** Begin Stored records **
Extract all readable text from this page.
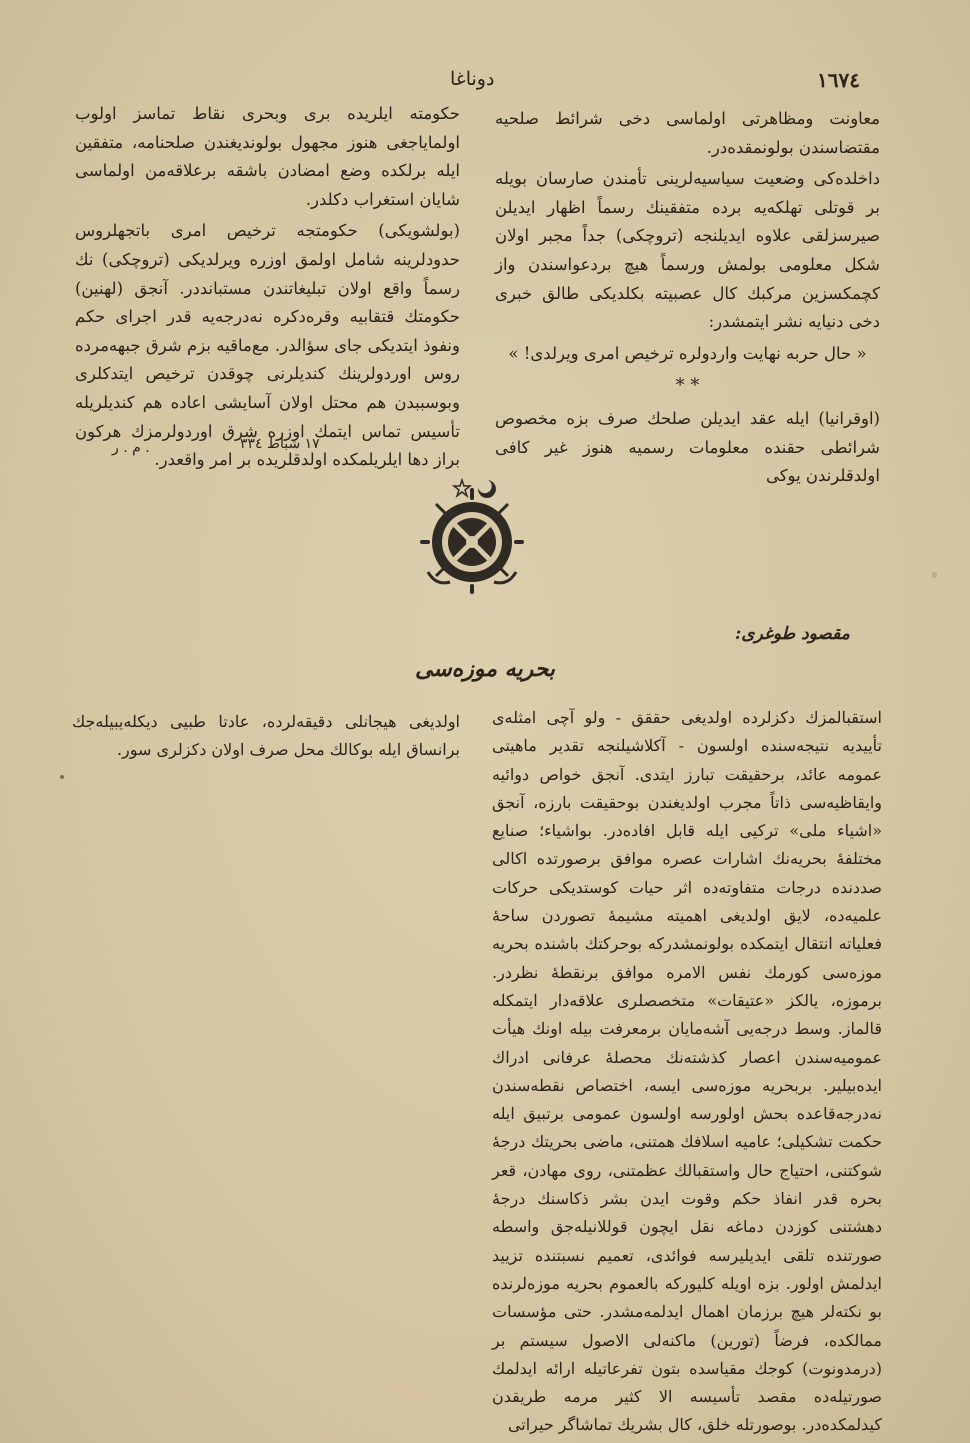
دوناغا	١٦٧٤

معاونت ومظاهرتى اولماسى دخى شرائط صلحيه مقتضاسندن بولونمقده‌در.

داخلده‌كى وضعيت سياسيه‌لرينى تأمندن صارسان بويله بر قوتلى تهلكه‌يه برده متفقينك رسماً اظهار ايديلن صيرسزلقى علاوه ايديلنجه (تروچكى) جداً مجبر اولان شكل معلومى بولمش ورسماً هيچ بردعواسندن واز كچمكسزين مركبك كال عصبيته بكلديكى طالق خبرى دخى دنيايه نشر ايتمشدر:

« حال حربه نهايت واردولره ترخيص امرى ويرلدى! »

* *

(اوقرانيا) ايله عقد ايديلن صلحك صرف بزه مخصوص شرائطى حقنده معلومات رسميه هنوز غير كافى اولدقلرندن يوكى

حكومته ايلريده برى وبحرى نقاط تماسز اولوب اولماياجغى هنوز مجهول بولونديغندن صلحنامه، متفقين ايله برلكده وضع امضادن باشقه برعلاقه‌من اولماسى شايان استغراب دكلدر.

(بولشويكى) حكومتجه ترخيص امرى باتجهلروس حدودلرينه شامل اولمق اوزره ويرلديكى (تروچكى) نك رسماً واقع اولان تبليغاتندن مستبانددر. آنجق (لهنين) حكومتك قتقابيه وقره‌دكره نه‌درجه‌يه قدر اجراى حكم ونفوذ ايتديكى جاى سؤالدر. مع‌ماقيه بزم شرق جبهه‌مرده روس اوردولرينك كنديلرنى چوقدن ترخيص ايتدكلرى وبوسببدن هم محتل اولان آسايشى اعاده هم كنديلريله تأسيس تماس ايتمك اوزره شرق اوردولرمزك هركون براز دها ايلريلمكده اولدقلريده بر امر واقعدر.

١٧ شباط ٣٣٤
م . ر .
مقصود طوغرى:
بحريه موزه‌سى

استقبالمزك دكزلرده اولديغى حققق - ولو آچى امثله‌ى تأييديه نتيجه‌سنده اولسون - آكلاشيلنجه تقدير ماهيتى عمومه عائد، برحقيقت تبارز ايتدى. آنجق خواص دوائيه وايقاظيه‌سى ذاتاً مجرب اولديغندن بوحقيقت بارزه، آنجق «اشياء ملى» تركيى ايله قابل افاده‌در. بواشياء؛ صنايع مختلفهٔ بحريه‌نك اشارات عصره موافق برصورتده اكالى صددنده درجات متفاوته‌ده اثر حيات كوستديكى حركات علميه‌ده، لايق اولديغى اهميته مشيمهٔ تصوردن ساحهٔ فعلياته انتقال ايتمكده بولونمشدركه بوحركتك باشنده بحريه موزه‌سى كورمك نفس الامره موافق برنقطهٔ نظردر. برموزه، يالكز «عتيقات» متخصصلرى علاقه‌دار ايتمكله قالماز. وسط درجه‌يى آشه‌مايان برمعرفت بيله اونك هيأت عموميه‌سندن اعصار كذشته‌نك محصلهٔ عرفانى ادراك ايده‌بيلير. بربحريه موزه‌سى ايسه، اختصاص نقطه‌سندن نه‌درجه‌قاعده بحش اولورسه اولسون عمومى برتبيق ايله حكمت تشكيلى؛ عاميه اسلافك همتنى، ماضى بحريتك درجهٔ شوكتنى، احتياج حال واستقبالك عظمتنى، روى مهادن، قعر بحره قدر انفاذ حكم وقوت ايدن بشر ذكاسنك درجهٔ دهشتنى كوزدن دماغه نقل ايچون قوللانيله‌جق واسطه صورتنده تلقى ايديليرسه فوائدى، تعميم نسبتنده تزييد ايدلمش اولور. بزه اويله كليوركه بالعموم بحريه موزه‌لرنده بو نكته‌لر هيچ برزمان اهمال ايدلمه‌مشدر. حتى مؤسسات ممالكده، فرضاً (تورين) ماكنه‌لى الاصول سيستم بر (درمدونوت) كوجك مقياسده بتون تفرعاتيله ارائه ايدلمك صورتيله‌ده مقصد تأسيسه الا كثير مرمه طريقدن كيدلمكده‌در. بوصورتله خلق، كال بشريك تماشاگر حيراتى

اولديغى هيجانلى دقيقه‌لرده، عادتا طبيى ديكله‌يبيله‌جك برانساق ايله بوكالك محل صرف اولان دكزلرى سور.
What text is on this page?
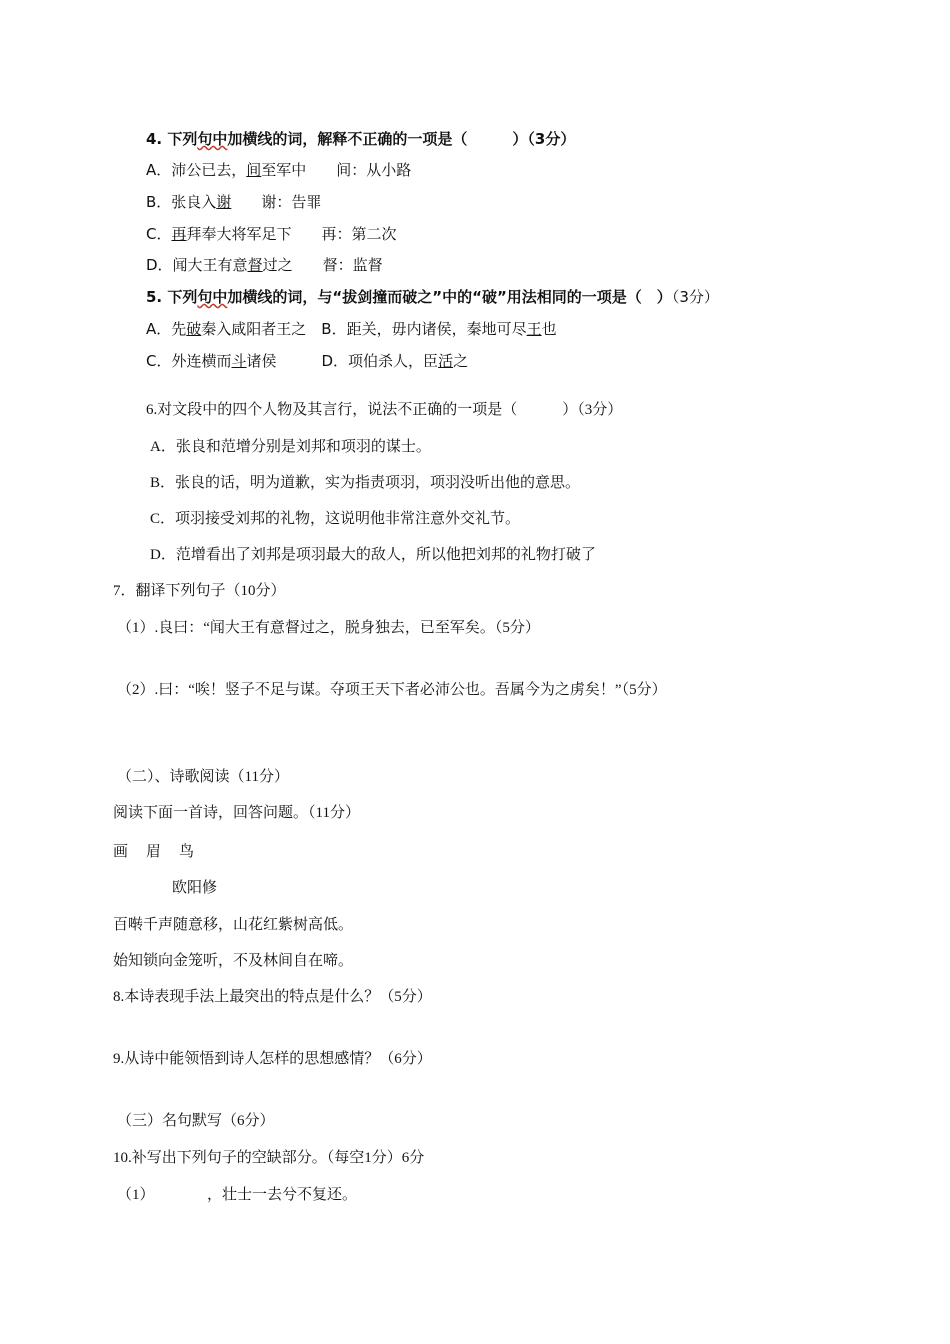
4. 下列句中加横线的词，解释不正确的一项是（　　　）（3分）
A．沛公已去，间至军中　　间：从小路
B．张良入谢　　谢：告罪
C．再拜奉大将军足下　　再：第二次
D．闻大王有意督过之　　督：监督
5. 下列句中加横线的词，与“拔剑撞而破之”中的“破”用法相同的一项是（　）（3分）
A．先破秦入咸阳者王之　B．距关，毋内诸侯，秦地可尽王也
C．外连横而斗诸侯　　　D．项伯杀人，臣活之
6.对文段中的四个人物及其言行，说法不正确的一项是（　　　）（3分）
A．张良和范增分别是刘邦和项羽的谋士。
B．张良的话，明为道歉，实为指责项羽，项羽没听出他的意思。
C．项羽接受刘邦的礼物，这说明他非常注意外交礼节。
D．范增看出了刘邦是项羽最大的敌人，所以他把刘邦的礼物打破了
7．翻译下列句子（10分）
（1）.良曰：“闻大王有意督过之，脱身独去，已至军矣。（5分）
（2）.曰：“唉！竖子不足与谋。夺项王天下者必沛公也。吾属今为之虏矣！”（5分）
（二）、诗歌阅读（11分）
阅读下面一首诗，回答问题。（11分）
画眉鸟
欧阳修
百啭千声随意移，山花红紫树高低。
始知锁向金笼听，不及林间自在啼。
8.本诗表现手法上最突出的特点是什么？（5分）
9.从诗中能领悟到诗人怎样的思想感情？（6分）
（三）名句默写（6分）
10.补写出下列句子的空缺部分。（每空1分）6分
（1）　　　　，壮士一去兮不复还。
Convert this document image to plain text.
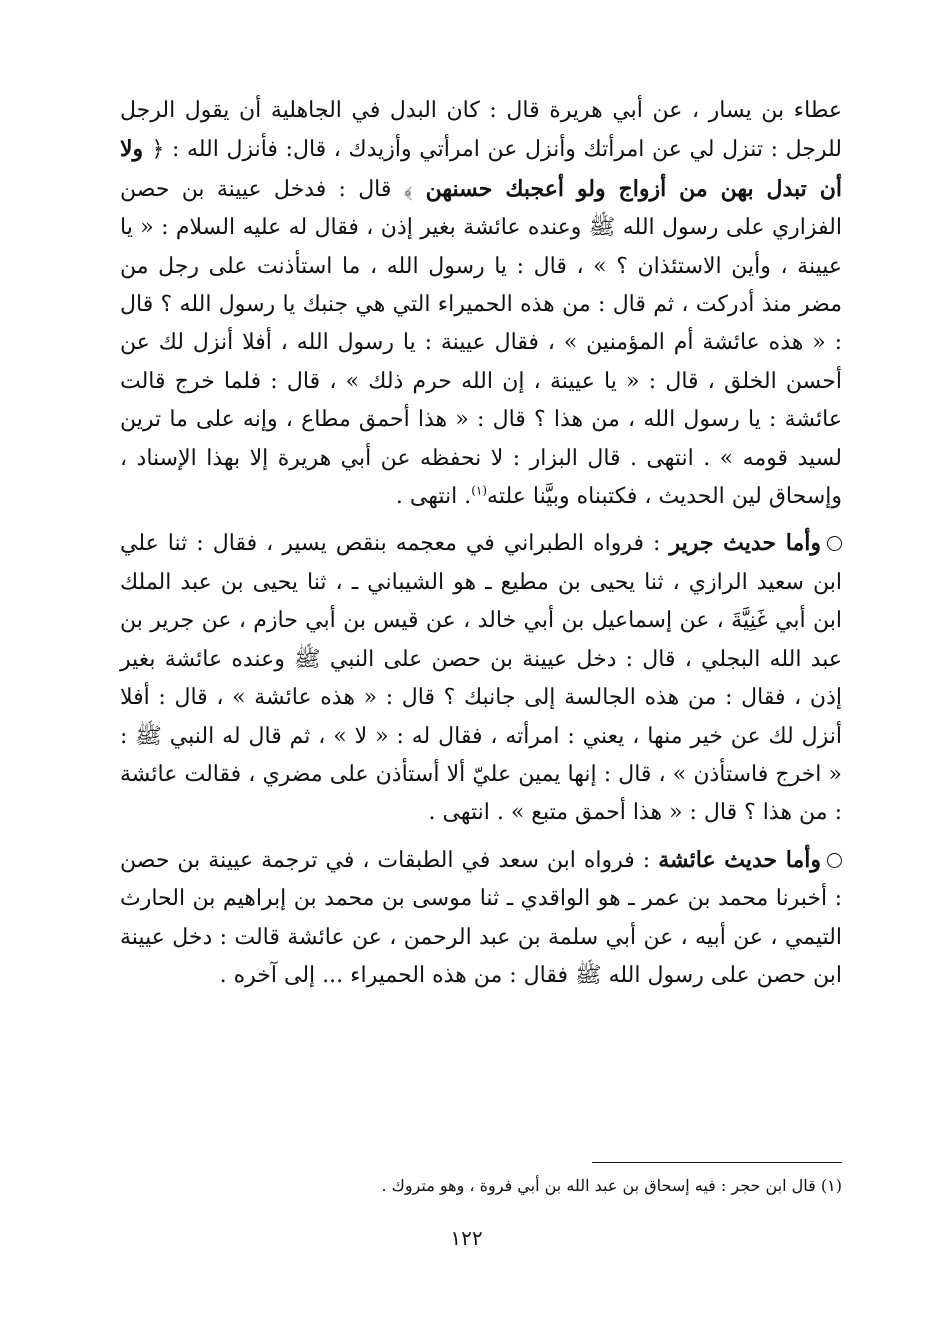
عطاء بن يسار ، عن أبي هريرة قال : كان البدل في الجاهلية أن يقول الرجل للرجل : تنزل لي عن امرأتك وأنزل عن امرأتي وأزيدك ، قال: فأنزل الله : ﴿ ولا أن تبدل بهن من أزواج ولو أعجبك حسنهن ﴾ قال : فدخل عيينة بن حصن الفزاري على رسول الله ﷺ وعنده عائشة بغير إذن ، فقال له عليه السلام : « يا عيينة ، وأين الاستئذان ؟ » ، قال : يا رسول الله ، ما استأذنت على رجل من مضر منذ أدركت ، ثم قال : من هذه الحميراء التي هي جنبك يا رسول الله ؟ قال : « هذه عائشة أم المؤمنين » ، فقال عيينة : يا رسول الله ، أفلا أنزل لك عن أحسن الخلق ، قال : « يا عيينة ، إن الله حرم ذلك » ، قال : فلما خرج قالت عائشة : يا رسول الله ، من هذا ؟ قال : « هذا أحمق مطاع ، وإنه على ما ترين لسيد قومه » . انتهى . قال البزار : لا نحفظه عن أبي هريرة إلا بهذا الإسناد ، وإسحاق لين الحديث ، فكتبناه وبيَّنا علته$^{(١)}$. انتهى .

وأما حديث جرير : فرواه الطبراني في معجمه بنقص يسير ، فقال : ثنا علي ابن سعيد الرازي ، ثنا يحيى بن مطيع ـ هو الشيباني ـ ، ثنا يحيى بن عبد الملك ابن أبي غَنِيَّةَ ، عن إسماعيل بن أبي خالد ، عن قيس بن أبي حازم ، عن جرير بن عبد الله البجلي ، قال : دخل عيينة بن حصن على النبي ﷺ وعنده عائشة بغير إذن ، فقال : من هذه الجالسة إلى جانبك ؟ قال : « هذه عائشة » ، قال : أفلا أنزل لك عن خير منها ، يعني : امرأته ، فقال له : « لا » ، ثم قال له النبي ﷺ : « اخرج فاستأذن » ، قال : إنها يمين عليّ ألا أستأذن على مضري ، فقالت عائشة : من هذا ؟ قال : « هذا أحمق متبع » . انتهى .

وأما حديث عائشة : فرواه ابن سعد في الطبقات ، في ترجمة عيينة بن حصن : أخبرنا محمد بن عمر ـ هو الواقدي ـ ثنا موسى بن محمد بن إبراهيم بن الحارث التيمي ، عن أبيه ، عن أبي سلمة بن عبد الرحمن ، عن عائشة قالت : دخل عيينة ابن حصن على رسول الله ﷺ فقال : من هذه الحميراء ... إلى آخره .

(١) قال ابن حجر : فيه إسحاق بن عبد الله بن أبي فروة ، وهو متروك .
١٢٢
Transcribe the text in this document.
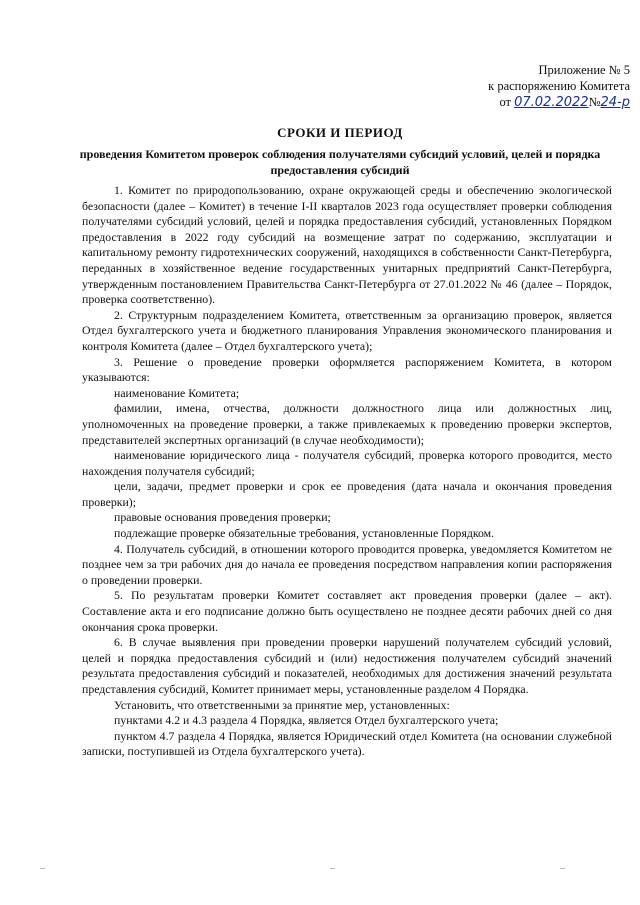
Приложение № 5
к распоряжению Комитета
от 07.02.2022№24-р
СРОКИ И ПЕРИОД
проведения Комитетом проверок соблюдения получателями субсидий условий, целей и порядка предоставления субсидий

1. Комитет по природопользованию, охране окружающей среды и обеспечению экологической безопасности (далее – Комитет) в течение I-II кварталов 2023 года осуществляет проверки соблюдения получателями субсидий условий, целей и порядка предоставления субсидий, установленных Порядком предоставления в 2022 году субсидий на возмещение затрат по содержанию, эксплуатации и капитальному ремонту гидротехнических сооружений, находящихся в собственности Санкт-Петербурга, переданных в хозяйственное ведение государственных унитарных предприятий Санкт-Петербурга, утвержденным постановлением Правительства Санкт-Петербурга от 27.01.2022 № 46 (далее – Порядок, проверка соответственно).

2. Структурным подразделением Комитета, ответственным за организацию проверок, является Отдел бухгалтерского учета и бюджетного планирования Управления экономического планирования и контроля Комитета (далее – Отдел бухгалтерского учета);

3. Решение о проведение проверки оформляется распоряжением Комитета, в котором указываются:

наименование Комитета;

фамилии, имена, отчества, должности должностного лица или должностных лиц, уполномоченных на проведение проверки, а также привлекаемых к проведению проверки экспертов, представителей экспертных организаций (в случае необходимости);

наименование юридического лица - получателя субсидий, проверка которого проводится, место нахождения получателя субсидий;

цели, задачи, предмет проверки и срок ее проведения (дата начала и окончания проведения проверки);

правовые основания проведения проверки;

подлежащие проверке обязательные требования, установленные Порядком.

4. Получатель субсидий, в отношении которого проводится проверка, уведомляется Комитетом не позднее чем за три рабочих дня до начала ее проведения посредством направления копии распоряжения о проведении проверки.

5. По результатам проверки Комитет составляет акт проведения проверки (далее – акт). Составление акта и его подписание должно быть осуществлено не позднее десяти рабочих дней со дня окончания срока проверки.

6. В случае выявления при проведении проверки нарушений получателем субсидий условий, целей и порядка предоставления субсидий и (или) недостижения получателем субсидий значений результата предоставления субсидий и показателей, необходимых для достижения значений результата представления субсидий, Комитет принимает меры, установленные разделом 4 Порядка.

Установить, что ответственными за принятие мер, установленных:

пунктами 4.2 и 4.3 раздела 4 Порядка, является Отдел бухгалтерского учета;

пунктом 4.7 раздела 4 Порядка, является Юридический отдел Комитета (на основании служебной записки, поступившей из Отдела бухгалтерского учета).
** End Stored records **
▸ Task details: How many of the listing's lines contain "الله"? Respond with a single number and nothing else.

▸ Response: 4